== Short task ==
Collect each line of the entries that holds the string "here".

== Source records ==
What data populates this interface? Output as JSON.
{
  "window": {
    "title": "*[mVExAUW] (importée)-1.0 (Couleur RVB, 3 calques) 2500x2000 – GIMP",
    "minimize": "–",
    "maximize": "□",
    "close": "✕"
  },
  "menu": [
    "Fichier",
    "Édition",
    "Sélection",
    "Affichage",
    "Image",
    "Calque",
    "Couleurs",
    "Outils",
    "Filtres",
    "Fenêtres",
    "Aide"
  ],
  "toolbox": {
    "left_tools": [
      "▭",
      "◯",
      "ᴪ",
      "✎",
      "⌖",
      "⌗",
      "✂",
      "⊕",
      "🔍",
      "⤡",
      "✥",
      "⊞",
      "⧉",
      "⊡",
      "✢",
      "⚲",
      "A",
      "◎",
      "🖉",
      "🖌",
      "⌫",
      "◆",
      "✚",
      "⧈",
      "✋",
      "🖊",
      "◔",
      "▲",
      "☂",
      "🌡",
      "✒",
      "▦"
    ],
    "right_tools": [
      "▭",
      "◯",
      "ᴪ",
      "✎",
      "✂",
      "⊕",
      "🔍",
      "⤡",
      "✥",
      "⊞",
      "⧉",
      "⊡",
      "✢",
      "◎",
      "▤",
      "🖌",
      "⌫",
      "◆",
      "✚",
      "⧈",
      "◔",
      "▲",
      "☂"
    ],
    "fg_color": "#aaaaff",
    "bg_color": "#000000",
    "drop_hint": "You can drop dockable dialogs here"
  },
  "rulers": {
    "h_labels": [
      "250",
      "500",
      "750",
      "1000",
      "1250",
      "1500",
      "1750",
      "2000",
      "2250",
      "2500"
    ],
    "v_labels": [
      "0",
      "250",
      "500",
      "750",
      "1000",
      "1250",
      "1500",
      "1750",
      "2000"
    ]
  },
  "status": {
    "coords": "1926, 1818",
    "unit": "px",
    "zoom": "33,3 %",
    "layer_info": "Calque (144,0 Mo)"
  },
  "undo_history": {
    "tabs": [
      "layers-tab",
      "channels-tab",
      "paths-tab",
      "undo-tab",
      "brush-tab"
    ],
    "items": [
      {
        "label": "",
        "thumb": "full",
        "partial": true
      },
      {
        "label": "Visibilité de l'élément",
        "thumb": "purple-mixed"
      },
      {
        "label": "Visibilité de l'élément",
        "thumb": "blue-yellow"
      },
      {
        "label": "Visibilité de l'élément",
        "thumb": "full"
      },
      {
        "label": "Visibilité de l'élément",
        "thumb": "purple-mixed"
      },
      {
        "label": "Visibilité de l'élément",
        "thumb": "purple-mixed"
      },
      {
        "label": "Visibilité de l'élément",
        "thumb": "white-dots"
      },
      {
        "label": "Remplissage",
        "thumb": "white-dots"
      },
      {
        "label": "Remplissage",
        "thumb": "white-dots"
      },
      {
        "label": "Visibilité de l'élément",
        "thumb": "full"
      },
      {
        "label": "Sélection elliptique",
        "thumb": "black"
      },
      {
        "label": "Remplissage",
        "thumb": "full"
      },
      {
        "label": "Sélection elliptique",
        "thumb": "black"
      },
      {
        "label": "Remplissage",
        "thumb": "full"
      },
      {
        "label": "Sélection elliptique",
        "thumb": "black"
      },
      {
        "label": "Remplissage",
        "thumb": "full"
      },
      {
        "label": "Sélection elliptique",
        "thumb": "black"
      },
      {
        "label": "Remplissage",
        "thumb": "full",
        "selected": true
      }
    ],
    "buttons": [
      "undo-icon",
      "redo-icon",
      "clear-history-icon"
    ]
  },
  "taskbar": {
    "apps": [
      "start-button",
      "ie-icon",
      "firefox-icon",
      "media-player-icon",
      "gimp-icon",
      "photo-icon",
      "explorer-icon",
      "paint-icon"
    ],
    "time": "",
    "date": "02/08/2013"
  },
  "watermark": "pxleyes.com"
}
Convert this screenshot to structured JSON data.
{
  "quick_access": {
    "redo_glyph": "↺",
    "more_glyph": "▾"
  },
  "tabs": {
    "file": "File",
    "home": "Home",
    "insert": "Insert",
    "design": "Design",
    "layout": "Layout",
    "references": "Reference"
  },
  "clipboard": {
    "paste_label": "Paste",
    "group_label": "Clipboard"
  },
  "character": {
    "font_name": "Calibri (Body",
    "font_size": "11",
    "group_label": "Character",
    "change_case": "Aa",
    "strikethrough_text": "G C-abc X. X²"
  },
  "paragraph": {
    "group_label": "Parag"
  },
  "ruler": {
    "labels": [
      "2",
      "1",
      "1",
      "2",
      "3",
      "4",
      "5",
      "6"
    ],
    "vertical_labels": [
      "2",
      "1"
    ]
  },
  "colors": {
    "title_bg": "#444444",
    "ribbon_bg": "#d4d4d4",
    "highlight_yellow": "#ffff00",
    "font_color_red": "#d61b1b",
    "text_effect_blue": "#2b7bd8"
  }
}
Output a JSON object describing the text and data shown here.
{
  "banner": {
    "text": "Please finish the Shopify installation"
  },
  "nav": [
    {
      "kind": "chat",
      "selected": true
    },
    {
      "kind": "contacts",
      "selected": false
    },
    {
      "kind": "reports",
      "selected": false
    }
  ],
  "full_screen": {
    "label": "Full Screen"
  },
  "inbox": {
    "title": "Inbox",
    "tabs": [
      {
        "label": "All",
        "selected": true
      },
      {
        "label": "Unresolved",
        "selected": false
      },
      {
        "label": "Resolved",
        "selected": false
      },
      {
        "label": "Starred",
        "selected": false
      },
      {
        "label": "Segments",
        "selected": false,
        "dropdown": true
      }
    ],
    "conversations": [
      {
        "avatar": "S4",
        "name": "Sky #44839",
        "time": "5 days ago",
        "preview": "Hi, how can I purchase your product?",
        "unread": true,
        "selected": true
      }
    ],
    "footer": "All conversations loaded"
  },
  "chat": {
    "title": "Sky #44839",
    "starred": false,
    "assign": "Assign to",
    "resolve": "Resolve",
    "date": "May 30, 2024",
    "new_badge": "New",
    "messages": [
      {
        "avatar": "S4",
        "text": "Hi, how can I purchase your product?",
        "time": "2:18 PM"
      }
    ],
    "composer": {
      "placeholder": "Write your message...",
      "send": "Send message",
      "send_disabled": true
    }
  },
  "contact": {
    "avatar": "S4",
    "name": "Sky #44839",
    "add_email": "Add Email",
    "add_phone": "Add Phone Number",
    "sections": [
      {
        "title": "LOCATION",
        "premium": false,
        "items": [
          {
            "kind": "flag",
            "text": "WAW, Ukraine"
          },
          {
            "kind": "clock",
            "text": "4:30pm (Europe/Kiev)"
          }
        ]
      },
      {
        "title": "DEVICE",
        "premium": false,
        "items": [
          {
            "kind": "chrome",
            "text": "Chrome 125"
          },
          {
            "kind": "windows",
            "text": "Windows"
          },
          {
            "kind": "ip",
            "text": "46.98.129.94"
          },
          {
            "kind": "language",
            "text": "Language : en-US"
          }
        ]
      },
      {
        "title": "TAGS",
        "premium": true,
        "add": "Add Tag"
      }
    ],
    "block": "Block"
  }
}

== Answer for this exercise ==
    "drop_hint": "You can drop dockable dialogs here"
Output a JSON object describing the text and data shown here.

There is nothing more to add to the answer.